▶ [EXERCISE BRIEF] Isolate every line in the data with the string "phone" and copy it.

======== DATA FOR THIS EXERCISE

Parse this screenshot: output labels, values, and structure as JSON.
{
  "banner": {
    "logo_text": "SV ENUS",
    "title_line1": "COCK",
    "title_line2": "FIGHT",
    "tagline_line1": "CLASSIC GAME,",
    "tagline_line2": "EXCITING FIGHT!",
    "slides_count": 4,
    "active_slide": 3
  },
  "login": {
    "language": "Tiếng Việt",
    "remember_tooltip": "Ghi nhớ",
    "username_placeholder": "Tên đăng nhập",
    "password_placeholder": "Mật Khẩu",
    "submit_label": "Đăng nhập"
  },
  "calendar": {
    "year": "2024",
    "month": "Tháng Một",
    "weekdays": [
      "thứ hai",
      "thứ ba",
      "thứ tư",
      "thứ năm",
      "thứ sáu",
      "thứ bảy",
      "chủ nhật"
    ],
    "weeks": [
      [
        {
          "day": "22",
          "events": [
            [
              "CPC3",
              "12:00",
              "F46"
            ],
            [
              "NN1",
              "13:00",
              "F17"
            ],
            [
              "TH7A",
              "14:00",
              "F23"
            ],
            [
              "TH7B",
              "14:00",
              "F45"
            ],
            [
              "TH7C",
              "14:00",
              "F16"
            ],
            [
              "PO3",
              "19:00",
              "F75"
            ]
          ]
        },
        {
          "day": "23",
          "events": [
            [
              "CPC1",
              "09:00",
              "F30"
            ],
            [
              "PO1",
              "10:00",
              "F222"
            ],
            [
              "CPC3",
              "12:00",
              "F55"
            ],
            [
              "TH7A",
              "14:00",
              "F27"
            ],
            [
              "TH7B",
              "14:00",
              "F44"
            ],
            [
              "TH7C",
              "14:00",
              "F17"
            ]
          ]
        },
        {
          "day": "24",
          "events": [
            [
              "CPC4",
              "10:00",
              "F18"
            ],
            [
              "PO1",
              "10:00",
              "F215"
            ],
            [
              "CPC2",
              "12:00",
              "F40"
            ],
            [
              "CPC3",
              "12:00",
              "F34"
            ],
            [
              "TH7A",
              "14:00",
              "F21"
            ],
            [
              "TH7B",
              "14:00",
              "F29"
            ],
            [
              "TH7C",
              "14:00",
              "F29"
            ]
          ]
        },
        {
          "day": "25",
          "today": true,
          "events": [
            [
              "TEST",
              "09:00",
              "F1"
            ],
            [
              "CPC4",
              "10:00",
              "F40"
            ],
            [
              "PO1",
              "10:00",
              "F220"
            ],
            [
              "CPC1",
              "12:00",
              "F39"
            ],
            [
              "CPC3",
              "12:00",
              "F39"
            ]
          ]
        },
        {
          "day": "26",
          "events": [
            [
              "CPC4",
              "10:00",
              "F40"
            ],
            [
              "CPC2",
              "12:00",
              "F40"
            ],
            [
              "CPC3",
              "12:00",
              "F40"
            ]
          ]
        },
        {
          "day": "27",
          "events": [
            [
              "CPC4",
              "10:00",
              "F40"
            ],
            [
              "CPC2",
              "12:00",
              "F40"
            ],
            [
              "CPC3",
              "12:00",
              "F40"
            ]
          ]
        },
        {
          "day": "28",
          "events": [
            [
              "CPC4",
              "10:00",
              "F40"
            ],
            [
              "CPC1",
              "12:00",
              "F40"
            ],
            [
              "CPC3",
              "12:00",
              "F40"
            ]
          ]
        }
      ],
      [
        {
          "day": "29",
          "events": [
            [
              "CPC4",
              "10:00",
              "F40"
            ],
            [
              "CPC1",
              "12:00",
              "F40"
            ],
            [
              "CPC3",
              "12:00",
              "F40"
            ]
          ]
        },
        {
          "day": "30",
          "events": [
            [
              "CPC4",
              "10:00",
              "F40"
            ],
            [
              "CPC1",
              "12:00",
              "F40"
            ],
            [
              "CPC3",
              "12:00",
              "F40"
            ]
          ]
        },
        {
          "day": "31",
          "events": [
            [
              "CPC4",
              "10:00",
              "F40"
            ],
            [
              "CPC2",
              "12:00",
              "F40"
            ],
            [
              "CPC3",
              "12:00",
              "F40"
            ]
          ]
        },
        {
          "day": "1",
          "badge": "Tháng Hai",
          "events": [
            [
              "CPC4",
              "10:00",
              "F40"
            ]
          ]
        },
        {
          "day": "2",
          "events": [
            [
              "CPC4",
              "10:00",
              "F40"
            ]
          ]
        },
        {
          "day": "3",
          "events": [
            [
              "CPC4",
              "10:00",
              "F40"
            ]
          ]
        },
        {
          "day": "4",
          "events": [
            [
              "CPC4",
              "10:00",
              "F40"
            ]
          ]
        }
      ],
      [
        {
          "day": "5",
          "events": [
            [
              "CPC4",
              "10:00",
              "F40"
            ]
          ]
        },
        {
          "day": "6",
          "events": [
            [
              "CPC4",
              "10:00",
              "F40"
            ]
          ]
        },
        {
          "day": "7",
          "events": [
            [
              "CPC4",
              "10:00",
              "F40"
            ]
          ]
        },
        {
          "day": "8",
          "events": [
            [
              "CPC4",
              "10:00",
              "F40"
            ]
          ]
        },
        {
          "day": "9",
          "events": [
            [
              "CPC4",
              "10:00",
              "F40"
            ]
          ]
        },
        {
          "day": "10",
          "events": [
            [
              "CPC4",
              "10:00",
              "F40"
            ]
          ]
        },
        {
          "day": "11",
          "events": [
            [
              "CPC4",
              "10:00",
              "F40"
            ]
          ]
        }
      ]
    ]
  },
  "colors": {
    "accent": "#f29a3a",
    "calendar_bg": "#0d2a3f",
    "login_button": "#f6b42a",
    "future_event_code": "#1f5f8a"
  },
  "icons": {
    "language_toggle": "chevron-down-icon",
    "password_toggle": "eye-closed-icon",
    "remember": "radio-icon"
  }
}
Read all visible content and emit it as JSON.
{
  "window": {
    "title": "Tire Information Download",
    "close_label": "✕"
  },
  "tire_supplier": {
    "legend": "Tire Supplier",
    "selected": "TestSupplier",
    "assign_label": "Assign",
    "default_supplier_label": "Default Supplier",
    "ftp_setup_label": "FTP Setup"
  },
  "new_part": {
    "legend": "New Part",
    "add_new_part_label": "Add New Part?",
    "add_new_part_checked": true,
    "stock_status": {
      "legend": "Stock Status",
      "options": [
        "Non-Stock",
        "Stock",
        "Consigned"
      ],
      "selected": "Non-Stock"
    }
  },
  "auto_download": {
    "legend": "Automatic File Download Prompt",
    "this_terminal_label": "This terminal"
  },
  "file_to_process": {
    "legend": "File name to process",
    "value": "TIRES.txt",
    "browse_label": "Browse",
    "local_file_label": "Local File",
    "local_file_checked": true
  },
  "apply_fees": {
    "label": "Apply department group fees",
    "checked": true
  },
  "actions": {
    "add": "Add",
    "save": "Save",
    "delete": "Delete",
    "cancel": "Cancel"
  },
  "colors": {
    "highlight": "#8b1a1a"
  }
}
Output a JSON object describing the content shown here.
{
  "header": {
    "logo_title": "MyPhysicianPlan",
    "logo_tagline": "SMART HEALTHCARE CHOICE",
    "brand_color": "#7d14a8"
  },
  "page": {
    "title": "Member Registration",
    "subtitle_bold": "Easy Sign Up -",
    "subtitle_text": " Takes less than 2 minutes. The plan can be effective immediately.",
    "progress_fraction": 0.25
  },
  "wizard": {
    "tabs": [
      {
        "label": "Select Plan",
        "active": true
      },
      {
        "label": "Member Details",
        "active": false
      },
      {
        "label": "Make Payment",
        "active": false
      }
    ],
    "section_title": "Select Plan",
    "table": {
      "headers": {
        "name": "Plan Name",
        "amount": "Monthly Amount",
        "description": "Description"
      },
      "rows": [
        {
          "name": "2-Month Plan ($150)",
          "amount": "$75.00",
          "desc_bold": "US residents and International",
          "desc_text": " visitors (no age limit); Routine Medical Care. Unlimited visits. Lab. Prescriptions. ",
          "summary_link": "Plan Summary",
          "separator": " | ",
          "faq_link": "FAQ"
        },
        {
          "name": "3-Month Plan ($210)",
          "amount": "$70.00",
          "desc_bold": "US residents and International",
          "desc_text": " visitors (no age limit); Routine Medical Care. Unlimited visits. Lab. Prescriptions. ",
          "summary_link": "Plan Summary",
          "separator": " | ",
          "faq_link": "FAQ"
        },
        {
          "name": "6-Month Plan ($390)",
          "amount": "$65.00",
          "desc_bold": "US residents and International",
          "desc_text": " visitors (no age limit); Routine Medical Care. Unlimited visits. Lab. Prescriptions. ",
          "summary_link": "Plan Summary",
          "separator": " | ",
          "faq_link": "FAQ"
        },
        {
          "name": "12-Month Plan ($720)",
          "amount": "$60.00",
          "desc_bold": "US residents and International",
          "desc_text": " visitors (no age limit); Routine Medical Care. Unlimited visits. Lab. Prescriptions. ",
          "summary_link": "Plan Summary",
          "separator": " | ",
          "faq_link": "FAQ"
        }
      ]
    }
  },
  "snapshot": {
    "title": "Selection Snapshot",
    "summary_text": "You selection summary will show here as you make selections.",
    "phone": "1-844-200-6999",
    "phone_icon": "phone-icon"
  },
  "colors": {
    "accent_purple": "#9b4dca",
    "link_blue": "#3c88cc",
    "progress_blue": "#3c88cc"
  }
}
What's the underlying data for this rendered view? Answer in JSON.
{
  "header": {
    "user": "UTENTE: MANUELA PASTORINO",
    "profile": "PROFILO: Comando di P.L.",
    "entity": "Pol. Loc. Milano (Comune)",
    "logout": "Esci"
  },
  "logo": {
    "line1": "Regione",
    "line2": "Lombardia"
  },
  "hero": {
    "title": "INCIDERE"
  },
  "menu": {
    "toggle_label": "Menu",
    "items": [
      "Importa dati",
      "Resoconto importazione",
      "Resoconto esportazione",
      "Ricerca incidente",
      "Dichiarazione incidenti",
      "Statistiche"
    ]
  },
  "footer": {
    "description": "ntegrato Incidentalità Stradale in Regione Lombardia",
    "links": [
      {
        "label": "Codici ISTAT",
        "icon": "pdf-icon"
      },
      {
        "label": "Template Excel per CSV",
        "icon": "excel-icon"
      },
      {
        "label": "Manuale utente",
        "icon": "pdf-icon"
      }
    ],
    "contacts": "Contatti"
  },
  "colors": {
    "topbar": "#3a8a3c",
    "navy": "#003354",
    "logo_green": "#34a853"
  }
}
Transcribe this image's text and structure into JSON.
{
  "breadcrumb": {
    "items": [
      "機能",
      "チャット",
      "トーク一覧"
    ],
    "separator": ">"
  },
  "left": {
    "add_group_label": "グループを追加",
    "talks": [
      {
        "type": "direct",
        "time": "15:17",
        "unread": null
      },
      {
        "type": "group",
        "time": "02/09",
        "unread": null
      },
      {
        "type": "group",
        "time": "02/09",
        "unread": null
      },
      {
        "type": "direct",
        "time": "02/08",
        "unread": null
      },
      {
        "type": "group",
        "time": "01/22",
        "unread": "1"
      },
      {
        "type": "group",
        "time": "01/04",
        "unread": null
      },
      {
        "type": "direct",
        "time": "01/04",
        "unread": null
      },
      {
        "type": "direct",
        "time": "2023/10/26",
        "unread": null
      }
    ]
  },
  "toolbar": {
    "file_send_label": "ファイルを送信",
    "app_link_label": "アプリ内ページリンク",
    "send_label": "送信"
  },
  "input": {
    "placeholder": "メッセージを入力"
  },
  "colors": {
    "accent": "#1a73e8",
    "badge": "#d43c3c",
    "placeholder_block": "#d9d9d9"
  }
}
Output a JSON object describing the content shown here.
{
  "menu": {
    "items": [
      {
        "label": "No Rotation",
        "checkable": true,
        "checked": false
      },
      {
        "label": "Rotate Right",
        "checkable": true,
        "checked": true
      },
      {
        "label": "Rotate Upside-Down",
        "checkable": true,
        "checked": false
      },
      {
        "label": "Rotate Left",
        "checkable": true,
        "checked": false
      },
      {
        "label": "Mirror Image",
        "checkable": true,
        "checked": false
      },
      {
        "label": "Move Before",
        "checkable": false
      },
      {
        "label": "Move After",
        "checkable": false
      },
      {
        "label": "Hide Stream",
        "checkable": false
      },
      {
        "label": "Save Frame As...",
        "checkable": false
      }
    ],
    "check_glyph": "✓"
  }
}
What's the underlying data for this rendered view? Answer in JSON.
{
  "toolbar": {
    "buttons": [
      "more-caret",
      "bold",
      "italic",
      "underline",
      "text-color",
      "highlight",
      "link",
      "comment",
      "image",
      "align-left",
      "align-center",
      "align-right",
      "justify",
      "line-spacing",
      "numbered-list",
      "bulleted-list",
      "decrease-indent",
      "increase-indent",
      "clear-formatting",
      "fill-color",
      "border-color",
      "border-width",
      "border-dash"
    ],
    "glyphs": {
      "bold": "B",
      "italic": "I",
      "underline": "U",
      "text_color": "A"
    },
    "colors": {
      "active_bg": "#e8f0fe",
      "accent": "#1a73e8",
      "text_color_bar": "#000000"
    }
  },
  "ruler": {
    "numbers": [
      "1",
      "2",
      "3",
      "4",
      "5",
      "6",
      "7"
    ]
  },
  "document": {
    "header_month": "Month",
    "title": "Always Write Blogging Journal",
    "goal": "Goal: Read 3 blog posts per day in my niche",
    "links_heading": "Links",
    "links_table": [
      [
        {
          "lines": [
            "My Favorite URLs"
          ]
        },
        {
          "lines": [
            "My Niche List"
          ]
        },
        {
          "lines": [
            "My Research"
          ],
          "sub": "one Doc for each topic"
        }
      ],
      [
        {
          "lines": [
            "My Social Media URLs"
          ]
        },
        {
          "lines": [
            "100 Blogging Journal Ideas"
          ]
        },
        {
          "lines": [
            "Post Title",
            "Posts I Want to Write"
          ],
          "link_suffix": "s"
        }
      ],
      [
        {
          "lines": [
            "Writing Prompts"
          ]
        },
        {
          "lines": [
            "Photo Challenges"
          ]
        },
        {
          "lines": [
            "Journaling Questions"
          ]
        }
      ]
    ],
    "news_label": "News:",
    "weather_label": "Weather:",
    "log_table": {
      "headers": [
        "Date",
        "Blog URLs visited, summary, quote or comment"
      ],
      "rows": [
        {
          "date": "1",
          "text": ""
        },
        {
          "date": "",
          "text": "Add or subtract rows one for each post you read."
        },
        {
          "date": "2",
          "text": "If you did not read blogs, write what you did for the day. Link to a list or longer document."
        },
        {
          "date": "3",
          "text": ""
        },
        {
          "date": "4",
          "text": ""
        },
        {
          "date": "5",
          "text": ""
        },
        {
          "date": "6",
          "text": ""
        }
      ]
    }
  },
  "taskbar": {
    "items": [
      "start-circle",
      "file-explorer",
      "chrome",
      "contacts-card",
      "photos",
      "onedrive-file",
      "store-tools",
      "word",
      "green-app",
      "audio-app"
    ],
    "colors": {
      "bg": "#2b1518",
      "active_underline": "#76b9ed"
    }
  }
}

================

▶ [RESULT OF THIS EXERCISE]
    "phone": "1-844-200-6999",
    "phone_icon": "phone-icon"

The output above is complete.